What to do: Give nothing except the number of lines containing the word "优胜奖获嘉奖".

[Records contained in a dataset]

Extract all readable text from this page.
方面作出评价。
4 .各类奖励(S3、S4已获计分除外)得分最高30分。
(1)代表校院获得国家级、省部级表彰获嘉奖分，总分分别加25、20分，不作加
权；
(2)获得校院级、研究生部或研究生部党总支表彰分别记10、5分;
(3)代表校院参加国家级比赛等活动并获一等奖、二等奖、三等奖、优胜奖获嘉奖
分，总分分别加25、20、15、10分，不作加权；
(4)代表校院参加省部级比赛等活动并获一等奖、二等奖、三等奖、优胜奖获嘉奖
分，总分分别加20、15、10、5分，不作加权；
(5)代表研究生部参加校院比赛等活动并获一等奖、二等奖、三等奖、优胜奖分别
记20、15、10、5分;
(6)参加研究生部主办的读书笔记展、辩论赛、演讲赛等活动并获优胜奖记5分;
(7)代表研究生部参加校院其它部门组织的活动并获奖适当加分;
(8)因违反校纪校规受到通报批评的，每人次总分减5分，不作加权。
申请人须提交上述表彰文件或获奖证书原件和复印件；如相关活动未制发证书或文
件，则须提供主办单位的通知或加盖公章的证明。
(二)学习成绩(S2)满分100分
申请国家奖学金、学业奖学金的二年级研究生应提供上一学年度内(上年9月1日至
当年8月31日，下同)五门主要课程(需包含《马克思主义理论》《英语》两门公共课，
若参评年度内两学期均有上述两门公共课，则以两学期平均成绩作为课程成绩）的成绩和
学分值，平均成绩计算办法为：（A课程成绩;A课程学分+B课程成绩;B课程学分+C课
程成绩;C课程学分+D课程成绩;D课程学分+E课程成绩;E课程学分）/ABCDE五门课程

Worked answer: 2